**Excerpt to read**

This a brief tutorial about SolarTherm that involves using a simple energy balance model of a concentrated solar power (CSP) system in SolarTherm to evaluate its annual energy production and levelised cost of electricity. This was originally developed by Armando Fontalvo, Ye Wang and John Pye in Oct 2020 for an undergraduate course called Solar Thermal Technologies at the Australian National University (ANU). The tutorial sections are visible at the right of this page.

A CSP tower system consists of a heliostat field, tower and receiver, power block, and optional storage. The field of heliostats focus direct normal solar radiation onto the receiver at the top of the tower, where a heat-transfer fluid (HTF) is heated and pumped to the power block where the thermal energy is converted to electricity. In this tutorial, the SimpleSystem model within SolarTherm will be used to simulate a CSP system (See the figure below, source from https://www.energy.gov) to estimate its performance and revenue by considering the solar resource and meteorological conditions of Mildura (Australia).

**Records**
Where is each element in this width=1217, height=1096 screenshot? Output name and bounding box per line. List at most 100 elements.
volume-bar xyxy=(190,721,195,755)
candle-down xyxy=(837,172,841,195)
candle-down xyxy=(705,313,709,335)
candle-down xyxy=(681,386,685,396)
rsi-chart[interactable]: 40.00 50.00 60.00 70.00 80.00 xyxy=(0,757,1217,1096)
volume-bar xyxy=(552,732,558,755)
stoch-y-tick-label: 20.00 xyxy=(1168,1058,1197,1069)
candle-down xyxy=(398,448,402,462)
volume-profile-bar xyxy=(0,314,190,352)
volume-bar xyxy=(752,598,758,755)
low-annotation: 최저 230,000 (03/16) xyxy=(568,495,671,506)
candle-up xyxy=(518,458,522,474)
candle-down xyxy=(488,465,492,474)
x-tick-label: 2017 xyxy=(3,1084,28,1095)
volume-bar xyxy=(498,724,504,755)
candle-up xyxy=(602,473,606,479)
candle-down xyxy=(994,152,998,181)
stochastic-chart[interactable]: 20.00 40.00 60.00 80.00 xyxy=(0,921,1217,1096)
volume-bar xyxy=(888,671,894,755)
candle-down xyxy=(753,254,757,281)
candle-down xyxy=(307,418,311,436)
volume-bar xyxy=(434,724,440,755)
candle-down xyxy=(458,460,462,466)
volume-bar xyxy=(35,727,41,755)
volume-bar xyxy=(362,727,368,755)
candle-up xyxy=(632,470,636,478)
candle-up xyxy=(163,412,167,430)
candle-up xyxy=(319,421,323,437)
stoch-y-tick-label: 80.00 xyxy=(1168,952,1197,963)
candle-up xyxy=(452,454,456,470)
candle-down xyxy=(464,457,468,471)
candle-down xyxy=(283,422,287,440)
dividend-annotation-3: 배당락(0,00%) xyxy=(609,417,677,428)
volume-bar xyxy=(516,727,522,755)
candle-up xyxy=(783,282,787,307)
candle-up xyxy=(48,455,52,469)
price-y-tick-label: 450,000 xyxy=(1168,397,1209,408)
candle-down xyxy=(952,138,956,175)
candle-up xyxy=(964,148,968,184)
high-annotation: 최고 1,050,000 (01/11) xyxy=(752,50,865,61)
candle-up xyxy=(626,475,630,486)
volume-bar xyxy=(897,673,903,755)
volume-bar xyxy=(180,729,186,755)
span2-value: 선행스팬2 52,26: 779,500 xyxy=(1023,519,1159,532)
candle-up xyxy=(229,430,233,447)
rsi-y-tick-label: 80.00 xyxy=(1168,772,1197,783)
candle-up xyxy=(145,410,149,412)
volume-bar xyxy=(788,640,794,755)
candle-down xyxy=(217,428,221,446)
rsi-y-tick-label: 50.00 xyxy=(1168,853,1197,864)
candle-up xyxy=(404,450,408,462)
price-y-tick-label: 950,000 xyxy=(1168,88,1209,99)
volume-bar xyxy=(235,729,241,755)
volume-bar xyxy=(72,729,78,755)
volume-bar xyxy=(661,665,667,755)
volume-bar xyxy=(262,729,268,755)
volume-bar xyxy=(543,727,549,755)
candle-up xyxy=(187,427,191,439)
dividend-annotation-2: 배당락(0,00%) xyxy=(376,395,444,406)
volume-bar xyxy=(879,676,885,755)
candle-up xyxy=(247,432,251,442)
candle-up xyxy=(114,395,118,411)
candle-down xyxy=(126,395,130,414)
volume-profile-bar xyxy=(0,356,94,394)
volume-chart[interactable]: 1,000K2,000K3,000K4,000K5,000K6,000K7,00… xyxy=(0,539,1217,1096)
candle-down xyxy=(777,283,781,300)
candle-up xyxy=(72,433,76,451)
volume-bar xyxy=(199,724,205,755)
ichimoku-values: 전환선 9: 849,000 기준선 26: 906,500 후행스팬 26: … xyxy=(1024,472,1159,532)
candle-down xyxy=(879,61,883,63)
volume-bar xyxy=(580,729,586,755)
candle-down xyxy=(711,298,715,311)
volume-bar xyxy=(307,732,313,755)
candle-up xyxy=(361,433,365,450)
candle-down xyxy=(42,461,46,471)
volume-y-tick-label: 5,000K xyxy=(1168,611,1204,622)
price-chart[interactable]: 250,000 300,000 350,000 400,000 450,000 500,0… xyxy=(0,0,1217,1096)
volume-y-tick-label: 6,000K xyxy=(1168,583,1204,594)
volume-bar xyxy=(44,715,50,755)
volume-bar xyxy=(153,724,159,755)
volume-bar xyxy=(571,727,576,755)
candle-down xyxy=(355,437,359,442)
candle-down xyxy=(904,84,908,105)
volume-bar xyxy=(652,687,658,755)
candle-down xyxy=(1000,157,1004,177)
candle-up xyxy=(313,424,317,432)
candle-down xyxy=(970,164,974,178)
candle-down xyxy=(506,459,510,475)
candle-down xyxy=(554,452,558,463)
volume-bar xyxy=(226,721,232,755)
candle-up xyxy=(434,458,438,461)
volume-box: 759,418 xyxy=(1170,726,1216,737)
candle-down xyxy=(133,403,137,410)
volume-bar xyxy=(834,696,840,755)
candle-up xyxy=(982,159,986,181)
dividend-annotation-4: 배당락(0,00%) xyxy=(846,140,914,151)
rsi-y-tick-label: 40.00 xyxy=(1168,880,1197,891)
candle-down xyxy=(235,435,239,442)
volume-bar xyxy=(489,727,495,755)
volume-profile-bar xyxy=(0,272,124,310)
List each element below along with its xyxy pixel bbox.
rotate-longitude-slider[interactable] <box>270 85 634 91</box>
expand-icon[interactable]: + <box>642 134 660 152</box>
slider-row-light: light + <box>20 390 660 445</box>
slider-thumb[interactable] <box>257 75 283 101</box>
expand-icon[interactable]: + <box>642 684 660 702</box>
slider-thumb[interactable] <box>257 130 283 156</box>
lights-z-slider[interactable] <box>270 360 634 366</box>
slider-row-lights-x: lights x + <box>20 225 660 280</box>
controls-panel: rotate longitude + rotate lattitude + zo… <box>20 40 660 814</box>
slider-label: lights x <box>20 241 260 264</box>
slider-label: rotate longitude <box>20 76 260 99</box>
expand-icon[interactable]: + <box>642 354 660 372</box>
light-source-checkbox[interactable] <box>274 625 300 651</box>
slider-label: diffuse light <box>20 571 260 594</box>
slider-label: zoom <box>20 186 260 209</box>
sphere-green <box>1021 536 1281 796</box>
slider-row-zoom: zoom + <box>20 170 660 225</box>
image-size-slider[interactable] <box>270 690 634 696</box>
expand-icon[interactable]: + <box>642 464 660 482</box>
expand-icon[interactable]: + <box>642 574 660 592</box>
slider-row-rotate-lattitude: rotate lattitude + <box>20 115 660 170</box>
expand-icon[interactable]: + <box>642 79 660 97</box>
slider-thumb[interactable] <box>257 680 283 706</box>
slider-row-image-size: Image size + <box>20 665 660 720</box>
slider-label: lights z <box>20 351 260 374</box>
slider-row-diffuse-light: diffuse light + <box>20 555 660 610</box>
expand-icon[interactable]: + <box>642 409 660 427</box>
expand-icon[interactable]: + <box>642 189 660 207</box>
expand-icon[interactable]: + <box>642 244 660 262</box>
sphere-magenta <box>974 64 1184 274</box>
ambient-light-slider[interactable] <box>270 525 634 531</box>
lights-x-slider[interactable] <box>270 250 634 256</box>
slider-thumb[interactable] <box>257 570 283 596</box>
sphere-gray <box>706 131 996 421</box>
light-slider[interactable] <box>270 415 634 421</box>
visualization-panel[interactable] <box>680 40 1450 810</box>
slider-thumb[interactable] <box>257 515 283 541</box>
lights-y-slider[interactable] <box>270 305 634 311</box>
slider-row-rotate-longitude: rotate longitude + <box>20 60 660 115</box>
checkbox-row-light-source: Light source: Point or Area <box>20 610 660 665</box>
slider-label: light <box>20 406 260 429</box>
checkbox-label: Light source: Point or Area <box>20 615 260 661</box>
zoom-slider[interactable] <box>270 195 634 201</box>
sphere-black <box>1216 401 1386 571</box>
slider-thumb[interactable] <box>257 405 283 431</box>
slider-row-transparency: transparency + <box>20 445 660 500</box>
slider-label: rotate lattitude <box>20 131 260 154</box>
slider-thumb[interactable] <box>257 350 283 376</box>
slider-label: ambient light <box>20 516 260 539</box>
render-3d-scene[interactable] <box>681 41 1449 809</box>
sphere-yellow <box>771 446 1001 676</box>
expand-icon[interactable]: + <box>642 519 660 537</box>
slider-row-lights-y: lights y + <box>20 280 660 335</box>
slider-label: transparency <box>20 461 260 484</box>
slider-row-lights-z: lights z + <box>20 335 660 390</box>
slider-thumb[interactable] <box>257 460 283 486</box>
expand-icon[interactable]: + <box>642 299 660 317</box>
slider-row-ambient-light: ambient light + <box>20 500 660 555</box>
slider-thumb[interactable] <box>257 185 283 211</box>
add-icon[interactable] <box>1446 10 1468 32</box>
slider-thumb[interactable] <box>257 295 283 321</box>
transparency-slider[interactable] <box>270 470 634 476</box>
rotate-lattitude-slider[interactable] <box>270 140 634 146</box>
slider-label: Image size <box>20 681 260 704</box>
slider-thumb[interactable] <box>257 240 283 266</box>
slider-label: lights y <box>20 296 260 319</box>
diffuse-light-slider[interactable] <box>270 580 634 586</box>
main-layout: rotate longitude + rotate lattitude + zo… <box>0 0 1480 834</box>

**Things to do**
**A)** Restate the SolarTherm tutorial starting at "A CSP tower" and ending at "of Mildura (Australia).", substituting "power cycle" for "power block" throughout.
**B)** Proceed with the SolarTherm tutorial from the point where it stops.

**Exercise results**
**A)**
A CSP tower system consists of a heliostat field, tower and receiver, power cycle, and optional storage. The field of heliostats focus direct normal solar radiation onto the receiver at the top of the tower, where a heat-transfer fluid (HTF) is heated and pumped to the power cycle where the thermal energy is converted to electricity. In this tutorial, the SimpleSystem model within SolarTherm will be used to simulate a CSP system (See the figure below, source from https://www.energy.gov) to estimate its performance and revenue by considering the solar resource and meteorological conditions of Mildura (Australia).

**B)**
SolarTherm is a computational tool that encompasses a variety of solar thermal-related component models built on OpenModelica. Modelica is an object-oriented modelling language that models systems by using differential-algebraic equation systems (DAEs), and discrete events. SolarTherm uses the Modelica standard libraries (MSL), and also groups the models into categories for source input, collectors, receivers, storage, power blocks, fluid properties, control and finances. SolarTherm users can create or modify models, edit connections, simulate models, and plot results using a graphical user interface such as OMEdit (see Figure below), or by editing the model files and running the simulation from the command line on Windows or Linux.

Additionally, SolarTherm includes a set of Python subroutines (called st tools) designed for data preparation, simulation execution, and post-simulation result processing. The SolarTherm package parameterises the size and cost of components, and also estimate the revenue of a power plant based on external user-defined electricity price data. Besides, the Levelised Cost of Electricity (LCOE) is processed by the Python subroutines.

• st_simulate: a python script for simulating a plant model. It compiles the model, calls the simulation, and post processes the results. It can also be used for performing parameter sweeps or just changing individual parameters without having to recompile the model each time.

• st_optimise: a python script for optimising model parameters according to some cost. Currently this supports the unconstrained methods provided in the scipy library.

• st_plotmat: a python script for easily plotting the results from a simulation. Behind the scenes it uses the common matplotlib library.

• st_wea_to_mo: a python script for converting TMY3 weather data into a format that is suitable for import into a simulation table.

• st_inspect: a python script for converting simulation results into CSV data. Results are output to the console (standard output) but can also be directed into a file (e.g. st_inspect myfile.res>output.csv ).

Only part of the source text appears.